Report the count of lines containing the word "개정사항" in the entries below, and nothing more.

★ ★ ★ ★

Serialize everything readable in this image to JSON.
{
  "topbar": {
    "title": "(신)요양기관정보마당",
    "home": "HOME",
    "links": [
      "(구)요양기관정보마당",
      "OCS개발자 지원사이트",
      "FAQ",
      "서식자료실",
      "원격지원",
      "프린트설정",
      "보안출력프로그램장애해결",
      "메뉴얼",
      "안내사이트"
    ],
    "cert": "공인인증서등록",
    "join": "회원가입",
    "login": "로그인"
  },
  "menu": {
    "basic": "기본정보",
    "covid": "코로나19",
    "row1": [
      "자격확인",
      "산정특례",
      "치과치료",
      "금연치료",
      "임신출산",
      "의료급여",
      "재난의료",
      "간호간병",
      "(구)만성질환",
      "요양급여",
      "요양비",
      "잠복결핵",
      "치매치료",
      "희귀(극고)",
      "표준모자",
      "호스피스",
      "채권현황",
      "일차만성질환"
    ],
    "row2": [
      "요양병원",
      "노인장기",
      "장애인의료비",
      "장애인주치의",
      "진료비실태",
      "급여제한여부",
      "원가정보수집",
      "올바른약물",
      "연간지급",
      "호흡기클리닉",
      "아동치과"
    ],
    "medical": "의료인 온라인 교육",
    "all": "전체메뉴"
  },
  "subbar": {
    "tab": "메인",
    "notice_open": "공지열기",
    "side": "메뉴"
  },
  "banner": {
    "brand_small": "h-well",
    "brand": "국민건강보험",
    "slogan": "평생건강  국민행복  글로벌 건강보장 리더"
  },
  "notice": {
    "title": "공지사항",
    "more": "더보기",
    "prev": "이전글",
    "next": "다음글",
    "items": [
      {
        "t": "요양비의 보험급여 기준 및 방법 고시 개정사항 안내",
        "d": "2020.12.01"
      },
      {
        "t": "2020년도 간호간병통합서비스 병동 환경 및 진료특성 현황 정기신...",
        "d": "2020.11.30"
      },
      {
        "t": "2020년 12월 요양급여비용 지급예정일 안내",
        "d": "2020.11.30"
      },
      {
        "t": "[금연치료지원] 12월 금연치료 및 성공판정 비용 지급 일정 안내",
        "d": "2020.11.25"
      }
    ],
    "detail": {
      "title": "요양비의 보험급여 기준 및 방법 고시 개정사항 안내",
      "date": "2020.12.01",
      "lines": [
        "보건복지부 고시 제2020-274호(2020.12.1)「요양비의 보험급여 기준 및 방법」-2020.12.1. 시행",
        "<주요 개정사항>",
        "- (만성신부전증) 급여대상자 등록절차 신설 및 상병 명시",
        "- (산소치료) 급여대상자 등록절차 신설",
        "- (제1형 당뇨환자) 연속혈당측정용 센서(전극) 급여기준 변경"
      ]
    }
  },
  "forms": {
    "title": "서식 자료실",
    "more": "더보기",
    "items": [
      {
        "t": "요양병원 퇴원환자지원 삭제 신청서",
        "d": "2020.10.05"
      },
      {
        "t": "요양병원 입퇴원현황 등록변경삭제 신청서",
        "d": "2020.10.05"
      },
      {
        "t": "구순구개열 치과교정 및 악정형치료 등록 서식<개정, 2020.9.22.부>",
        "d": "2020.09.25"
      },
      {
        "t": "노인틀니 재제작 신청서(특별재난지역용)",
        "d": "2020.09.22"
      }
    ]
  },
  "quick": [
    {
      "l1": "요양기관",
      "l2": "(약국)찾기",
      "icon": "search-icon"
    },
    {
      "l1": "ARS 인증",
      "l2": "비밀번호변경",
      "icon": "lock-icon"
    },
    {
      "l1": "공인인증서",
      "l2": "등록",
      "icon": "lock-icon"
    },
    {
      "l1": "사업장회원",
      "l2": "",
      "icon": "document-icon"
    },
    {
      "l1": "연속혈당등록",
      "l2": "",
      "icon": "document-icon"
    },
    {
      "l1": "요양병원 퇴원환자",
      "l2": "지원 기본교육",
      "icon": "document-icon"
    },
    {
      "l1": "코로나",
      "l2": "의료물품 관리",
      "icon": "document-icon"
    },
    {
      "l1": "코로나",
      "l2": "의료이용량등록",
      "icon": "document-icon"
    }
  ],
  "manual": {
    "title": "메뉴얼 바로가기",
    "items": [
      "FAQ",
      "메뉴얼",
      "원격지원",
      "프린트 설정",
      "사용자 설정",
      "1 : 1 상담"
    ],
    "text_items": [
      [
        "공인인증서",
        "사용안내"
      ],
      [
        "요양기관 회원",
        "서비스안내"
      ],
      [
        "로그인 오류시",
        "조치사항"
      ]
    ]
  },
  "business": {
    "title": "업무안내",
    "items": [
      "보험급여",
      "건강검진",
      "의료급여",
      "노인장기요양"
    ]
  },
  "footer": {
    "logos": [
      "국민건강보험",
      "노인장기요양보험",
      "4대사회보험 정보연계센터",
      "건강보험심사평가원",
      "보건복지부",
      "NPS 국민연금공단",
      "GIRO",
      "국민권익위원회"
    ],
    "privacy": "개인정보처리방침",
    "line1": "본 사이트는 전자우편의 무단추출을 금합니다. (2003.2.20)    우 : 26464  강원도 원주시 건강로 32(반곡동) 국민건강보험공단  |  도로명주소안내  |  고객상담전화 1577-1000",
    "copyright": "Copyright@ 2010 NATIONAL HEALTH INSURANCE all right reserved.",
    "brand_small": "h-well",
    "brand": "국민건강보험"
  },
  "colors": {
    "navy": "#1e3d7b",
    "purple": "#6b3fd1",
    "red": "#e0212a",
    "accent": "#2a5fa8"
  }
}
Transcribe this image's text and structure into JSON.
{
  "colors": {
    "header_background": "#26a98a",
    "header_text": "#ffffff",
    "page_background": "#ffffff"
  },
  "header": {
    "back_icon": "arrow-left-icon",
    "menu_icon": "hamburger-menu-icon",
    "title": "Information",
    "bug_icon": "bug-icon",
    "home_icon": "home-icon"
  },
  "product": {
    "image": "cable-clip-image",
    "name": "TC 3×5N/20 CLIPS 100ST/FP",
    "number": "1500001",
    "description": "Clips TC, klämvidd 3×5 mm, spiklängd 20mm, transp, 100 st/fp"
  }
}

★ ★ ★ ★

Full solution — 3